→ Set exercise
Lines holding the string "plastique" are the ones to copy from this listing.

→ Records for this exercise
'''

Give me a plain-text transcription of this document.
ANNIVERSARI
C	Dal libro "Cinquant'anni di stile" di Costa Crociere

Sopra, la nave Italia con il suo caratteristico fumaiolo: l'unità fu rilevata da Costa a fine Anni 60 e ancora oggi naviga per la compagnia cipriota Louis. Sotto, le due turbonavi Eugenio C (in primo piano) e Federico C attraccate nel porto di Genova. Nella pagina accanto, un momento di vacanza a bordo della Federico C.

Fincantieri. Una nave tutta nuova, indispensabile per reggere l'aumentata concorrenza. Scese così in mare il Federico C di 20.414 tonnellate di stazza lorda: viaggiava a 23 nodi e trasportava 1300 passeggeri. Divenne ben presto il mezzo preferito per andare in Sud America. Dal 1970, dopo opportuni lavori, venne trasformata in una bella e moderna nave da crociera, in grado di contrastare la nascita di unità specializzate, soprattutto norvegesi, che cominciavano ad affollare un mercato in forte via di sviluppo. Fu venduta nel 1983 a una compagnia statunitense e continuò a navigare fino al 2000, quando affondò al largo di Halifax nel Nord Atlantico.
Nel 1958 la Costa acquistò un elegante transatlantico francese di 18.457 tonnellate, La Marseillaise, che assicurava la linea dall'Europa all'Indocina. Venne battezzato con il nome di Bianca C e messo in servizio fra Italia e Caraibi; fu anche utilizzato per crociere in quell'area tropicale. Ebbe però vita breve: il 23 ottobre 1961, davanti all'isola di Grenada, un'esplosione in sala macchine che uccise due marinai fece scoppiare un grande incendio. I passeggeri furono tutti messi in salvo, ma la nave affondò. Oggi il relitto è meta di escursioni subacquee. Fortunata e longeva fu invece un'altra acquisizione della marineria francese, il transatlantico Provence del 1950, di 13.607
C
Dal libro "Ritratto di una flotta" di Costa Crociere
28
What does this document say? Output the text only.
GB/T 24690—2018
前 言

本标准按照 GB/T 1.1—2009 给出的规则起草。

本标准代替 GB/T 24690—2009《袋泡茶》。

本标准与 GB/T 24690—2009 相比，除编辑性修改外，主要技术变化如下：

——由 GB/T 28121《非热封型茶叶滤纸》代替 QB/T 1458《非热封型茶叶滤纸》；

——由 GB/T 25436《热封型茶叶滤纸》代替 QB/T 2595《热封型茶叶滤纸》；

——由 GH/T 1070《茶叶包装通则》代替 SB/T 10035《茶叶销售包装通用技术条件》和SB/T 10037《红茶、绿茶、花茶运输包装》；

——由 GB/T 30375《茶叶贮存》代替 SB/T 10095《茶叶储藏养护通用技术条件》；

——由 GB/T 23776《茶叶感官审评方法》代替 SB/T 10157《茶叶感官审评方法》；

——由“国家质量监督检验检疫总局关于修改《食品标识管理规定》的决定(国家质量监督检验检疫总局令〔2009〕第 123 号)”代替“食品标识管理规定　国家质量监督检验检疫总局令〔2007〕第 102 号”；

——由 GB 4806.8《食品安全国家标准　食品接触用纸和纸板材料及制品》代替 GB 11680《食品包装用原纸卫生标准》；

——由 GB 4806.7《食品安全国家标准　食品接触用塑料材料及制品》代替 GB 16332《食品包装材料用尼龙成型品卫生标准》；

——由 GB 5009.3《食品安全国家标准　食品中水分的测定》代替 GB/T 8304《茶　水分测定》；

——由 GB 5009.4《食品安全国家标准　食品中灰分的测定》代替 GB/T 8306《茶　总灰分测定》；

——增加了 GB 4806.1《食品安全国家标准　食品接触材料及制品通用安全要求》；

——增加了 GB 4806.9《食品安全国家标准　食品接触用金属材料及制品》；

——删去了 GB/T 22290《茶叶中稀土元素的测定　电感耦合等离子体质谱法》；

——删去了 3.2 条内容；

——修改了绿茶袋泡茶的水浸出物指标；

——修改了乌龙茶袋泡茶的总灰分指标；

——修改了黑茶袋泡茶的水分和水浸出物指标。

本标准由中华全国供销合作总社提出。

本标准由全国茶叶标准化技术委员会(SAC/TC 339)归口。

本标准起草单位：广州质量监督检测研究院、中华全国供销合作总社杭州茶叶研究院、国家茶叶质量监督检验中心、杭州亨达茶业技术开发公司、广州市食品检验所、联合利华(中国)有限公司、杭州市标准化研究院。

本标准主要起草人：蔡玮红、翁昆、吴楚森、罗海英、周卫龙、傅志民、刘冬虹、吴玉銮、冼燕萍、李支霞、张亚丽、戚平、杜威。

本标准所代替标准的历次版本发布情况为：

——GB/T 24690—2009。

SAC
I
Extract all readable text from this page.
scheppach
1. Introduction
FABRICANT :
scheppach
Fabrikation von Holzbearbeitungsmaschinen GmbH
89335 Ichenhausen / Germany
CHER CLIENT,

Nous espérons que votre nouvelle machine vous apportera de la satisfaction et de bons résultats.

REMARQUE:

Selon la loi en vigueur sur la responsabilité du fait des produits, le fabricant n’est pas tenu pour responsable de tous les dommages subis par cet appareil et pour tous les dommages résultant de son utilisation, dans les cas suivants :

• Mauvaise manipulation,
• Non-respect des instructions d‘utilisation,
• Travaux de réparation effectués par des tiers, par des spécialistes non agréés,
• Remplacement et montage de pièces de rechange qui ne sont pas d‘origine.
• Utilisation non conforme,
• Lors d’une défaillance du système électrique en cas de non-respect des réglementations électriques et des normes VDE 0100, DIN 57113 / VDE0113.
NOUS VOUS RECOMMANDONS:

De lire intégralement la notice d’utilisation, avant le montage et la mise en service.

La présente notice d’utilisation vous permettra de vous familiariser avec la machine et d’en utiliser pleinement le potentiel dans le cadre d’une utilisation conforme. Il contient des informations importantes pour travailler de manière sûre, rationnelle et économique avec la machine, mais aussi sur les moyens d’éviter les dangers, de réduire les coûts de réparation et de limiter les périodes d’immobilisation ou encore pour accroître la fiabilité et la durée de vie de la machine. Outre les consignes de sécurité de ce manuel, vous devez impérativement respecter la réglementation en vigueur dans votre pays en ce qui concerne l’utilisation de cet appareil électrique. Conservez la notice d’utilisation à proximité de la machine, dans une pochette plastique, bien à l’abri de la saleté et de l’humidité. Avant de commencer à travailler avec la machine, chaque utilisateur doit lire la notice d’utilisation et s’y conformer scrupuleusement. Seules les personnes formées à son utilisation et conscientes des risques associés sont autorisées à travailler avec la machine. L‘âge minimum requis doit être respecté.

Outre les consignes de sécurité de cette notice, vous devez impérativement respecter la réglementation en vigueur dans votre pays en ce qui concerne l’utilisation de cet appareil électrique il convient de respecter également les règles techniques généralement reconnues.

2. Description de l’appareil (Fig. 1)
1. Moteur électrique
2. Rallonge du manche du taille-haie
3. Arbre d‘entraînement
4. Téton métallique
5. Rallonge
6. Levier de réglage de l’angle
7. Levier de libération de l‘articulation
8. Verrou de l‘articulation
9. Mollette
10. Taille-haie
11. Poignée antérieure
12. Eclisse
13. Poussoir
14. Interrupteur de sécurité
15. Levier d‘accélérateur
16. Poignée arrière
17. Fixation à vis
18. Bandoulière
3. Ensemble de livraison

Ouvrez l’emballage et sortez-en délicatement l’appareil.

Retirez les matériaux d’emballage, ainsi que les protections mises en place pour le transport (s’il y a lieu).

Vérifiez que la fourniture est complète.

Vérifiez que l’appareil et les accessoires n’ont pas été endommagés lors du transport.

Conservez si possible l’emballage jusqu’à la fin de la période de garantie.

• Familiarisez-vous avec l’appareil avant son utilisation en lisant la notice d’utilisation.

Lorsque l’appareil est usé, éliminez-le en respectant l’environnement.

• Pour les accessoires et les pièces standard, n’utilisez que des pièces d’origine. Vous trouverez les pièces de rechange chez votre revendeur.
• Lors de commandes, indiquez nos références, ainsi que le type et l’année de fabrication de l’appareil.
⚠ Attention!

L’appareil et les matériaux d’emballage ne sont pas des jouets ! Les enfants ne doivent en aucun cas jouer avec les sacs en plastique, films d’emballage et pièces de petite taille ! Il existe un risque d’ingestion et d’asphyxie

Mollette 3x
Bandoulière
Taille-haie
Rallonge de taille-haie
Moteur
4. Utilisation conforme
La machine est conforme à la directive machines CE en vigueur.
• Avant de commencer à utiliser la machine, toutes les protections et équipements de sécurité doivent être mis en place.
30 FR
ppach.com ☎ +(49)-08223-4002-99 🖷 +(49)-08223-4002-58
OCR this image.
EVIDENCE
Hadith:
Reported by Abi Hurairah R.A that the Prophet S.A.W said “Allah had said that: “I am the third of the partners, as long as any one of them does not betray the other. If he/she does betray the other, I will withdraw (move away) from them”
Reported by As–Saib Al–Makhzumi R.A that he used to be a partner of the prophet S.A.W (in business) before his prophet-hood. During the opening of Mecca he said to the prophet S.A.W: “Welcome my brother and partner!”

'''

→ Output of the exercise
La présente notice d’utilisation vous permettra de vous familiariser avec la machine et d’en utiliser pleinement le potentiel dans le cadre d’une utilisation conforme. Il contient des informations importantes pour travailler de manière sûre, rationnelle et économique avec la machine, mais aussi sur les moyens d’éviter les dangers, de réduire les coûts de réparation et de limiter les périodes d’immobilisation ou encore pour accroître la fiabilité et la durée de vie de la machine. Outre les consignes de sécurité de ce manuel, vous devez impérativement respecter la réglementation en vigueur dans votre pays en ce qui concerne l’utilisation de cet appareil électrique. Conservez la notice d’utilisation à proximité de la machine, dans une pochette plastique, bien à l’abri de la saleté et de l’humidité. Avant de commencer à travailler avec la machine, chaque utilisateur doit lire la notice d’utilisation et s’y conformer scrupuleusement. Seules les personnes formées à son utilisation et conscientes des risques associés sont autorisées à travailler avec la machine. L‘âge minimum requis doit être respecté.
L’appareil et les matériaux d’emballage ne sont pas des jouets ! Les enfants ne doivent en aucun cas jouer avec les sacs en plastique, films d’emballage et pièces de petite taille ! Il existe un risque d’ingestion et d’asphyxie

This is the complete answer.